▶ _SUPPLIED ENTRIES_
----------

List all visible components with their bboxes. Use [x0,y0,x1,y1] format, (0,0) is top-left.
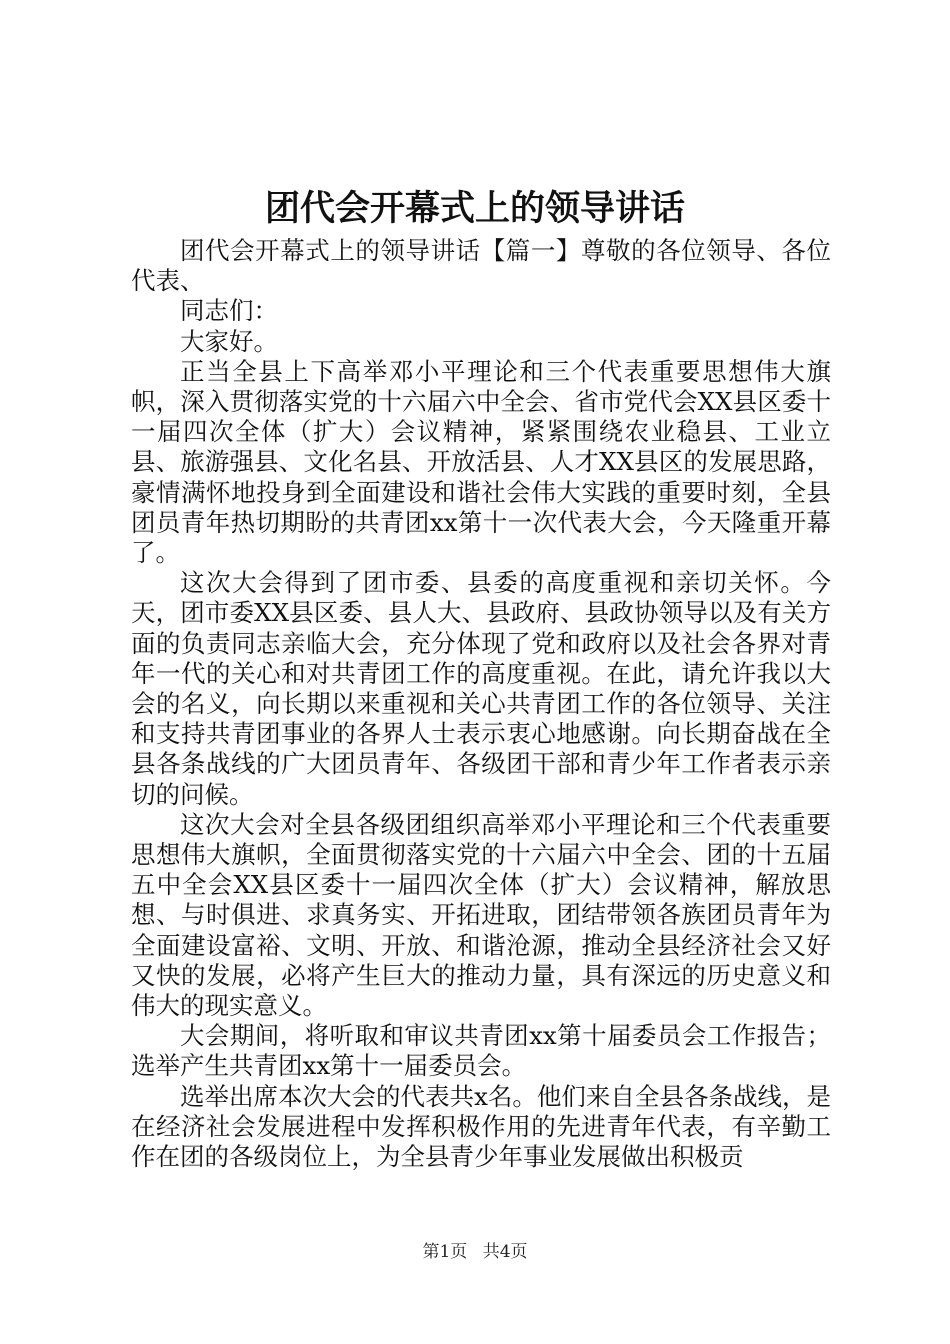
paragraph: 大会期间，将听取和审议共青团xx第十届委员会工作报告；选举产生共青团xx第十一届委员会。 [131,1021,831,1081]
page-number: 第1页 [422,1242,468,1262]
page-footer [0,1240,950,1264]
paragraph: 团代会开幕式上的领导讲话【篇一】尊敬的各位领导、各位代表、 [131,236,831,296]
page-total: 共4页 [482,1242,528,1262]
document-body [131,236,831,1172]
document-title: 团代会开幕式上的领导讲话 [264,188,685,229]
paragraph: 正当全县上下高举邓小平理论和三个代表重要思想伟大旗帜，深入贯彻落实党的十六届六中全会、省市党代会XX县区委十一届四次全体（扩大）会议精神，紧紧围绕农业稳县、工业立县、旅游强县、文化名县、开放活县、人才XX县区的发展思路，豪情满怀地投身到全面建设和谐社会伟大实践的重要时刻，全县团员青年热切期盼的共青团xx第十一次代表大会，今天隆重开幕了。 [131,356,831,568]
paragraph: 这次大会对全县各级团组织高举邓小平理论和三个代表重要思想伟大旗帜，全面贯彻落实党的十六届六中全会、团的十五届五中全会XX县区委十一届四次全体（扩大）会议精神，解放思想、与时俱进、求真务实、开拓进取，团结带领各族团员青年为全面建设富裕、文明、开放、和谐沧源，推动全县经济社会又好又快的发展，必将产生巨大的推动力量，具有深远的历史意义和伟大的现实意义。 [131,809,831,1021]
paragraph: 这次大会得到了团市委、县委的高度重视和亲切关怀。今天，团市委XX县区委、县人大、县政府、县政协领导以及有关方面的负责同志亲临大会，充分体现了党和政府以及社会各界对青年一代的关心和对共青团工作的高度重视。在此，请允许我以大会的名义，向长期以来重视和关心共青团工作的各位领导、关注和支持共青团事业的各界人士表示衷心地感谢。向长期奋战在全县各条战线的广大团员青年、各级团干部和青少年工作者表示亲切的问候。 [131,568,831,809]
paragraph: 大家好。 [180,326,278,356]
paragraph: 选举出席本次大会的代表共x名。他们来自全县各条战线，是在经济社会发展进程中发挥积极作用的先进青年代表，有辛勤工作在团的各级岗位上，为全县青少年事业发展做出积极贡 [131,1081,831,1172]
paragraph: 同志们： [180,296,278,326]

----------

▶ _YOUR TASK_
Find every line in the items above that contains the string "document" and copy each of those lines. Case counts, so uppercase and lowercase letters must match.

▶ _RESULT_
document-body [131,236,831,1172]
document-title: 团代会开幕式上的领导讲话 [264,188,685,229]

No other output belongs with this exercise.